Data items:

========================

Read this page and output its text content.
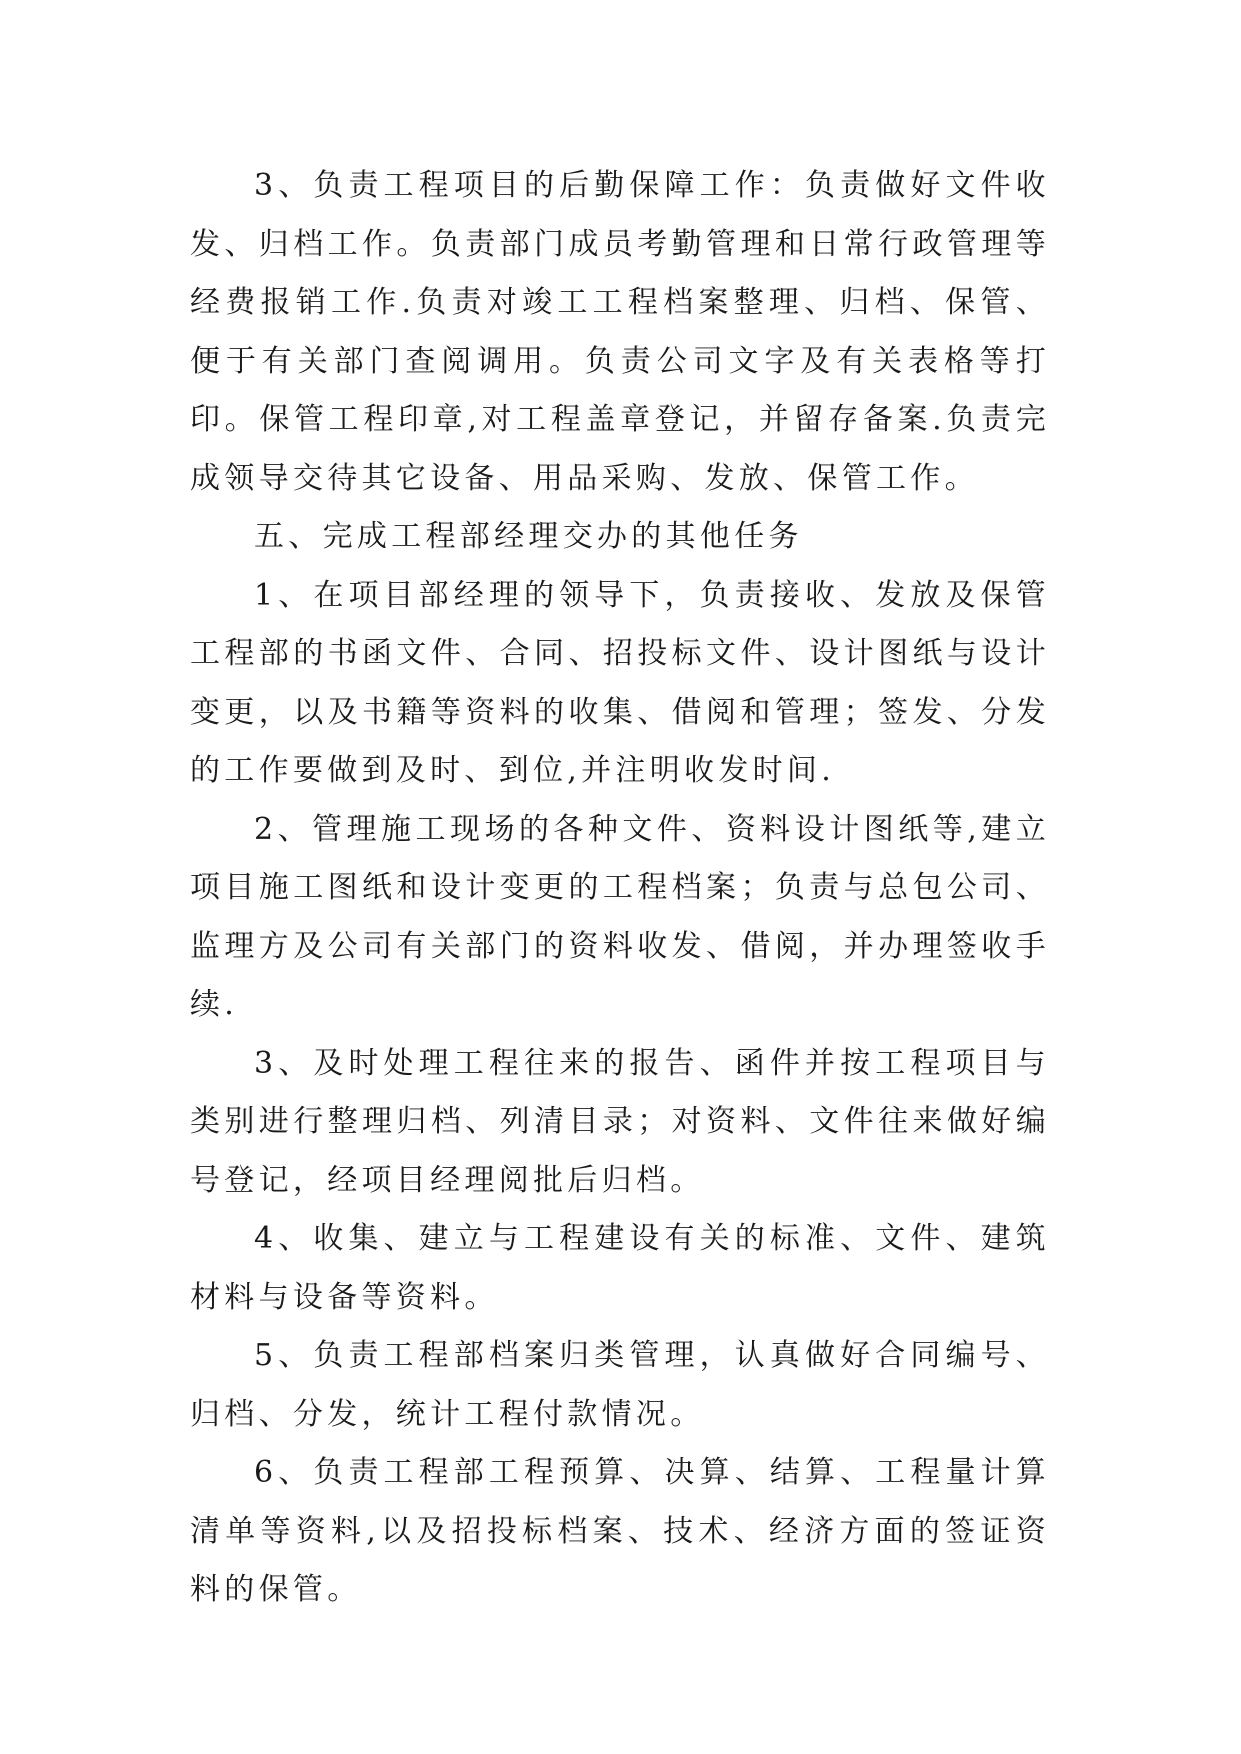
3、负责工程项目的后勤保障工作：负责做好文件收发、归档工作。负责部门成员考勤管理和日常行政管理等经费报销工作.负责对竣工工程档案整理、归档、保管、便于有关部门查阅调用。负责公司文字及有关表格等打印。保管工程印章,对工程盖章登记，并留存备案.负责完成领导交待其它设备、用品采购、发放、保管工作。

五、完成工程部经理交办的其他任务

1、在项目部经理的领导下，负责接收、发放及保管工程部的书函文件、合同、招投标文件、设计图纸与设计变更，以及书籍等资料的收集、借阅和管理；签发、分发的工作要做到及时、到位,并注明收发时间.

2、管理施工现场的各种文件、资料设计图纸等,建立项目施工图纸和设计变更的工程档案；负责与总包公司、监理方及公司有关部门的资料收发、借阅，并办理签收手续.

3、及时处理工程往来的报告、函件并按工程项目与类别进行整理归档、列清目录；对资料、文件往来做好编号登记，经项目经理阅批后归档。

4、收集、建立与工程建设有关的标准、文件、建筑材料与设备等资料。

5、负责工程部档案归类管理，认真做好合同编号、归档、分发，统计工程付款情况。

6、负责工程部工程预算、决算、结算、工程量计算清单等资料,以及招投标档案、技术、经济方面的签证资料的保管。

========================

Your task: Reproduce the records above exactly, leaving out every picture they contain.

Worked solution:
Read this page and output its text content.
3、负责工程项目的后勤保障工作：负责做好文件收发、归档工作。负责部门成员考勤管理和日常行政管理等经费报销工作.负责对竣工工程档案整理、归档、保管、便于有关部门查阅调用。负责公司文字及有关表格等打印。保管工程印章,对工程盖章登记，并留存备案.负责完成领导交待其它设备、用品采购、发放、保管工作。

五、完成工程部经理交办的其他任务

1、在项目部经理的领导下，负责接收、发放及保管工程部的书函文件、合同、招投标文件、设计图纸与设计变更，以及书籍等资料的收集、借阅和管理；签发、分发的工作要做到及时、到位,并注明收发时间.

2、管理施工现场的各种文件、资料设计图纸等,建立项目施工图纸和设计变更的工程档案；负责与总包公司、监理方及公司有关部门的资料收发、借阅，并办理签收手续.

3、及时处理工程往来的报告、函件并按工程项目与类别进行整理归档、列清目录；对资料、文件往来做好编号登记，经项目经理阅批后归档。

4、收集、建立与工程建设有关的标准、文件、建筑材料与设备等资料。

5、负责工程部档案归类管理，认真做好合同编号、归档、分发，统计工程付款情况。

6、负责工程部工程预算、决算、结算、工程量计算清单等资料,以及招投标档案、技术、经济方面的签证资料的保管。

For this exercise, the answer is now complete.